■ STATED EXERCISE
State the number of lines in these records that include the word "ylabel", and add nothing to it.

■ GIVEN RECORDS
----
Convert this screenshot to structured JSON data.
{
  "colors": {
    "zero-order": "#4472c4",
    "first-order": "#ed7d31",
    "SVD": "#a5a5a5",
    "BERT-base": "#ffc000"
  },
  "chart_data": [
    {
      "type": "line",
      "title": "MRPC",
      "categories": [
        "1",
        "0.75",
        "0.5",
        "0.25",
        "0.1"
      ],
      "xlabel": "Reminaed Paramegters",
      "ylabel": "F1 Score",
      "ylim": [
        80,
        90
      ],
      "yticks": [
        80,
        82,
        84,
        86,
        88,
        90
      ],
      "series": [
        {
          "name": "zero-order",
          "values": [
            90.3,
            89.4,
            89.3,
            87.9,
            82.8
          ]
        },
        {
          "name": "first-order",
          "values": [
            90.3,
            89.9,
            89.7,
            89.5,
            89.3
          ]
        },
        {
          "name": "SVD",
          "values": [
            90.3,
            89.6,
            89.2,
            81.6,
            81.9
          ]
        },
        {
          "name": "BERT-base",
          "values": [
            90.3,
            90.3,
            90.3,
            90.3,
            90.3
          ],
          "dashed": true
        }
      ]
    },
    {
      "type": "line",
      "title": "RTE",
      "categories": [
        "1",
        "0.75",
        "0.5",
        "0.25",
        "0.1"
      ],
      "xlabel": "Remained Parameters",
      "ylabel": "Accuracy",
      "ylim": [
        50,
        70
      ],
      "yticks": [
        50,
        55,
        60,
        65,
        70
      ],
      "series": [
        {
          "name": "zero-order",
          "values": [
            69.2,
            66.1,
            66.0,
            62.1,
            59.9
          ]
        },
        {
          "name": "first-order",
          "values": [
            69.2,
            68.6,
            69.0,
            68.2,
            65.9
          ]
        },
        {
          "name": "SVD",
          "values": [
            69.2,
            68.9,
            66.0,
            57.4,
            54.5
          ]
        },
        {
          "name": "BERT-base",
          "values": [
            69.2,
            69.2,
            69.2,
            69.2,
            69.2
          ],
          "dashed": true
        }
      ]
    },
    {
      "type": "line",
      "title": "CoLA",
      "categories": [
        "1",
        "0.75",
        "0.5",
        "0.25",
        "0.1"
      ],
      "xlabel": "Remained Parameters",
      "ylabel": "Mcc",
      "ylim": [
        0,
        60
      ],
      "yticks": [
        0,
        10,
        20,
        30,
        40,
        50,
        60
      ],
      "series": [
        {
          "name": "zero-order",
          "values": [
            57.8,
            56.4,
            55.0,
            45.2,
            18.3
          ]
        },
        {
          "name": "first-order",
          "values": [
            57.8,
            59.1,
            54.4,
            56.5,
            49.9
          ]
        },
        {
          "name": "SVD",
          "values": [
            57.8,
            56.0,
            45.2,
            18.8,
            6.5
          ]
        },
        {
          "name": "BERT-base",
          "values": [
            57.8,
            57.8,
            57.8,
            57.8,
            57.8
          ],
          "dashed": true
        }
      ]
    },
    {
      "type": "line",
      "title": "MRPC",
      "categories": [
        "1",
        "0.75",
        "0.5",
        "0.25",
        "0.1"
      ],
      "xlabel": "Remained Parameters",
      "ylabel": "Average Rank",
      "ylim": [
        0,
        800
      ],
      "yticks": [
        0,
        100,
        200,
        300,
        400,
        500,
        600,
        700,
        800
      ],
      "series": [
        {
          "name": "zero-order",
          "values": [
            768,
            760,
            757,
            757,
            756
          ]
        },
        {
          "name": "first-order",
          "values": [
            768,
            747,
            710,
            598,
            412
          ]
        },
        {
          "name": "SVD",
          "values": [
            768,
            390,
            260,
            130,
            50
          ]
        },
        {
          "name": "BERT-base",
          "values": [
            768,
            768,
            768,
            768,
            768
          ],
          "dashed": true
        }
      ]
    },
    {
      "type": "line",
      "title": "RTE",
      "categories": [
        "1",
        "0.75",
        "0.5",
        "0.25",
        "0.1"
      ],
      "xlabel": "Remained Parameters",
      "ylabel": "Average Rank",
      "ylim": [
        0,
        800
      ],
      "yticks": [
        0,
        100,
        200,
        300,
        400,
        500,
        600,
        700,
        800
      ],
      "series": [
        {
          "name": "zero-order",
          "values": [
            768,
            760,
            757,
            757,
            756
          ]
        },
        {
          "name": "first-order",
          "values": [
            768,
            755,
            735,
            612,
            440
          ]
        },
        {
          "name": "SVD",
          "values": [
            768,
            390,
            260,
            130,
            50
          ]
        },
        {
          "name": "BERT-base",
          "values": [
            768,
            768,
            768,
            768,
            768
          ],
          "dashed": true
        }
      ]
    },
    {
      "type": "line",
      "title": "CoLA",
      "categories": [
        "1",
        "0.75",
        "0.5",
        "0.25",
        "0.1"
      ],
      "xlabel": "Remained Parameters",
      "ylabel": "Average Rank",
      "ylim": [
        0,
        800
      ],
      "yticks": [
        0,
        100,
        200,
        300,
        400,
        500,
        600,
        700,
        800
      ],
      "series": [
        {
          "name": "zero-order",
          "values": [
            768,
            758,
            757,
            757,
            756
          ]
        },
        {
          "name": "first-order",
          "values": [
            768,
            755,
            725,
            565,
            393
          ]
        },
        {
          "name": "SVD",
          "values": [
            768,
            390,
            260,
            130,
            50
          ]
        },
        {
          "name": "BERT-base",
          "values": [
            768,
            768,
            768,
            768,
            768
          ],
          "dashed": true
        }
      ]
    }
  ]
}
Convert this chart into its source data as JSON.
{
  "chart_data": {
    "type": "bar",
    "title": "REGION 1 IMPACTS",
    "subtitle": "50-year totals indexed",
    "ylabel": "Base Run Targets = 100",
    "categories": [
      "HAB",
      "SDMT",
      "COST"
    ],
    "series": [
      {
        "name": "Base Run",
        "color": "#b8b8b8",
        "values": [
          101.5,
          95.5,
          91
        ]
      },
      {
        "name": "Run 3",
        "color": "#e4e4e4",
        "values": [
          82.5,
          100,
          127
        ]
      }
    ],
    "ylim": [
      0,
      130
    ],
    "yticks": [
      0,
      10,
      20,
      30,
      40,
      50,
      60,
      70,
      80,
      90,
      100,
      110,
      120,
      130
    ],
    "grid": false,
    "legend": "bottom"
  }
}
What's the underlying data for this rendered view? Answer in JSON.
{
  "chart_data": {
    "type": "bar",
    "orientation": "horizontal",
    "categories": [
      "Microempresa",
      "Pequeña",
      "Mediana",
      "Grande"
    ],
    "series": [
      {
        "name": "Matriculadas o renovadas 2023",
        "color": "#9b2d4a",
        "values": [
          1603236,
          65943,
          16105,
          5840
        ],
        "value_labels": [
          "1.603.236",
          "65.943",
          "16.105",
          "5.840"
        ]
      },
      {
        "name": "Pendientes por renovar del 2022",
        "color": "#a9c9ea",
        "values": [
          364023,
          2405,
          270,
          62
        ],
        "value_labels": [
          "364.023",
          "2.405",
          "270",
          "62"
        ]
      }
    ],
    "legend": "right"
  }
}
----
■ RESULT FOR THIS EXERCISE
7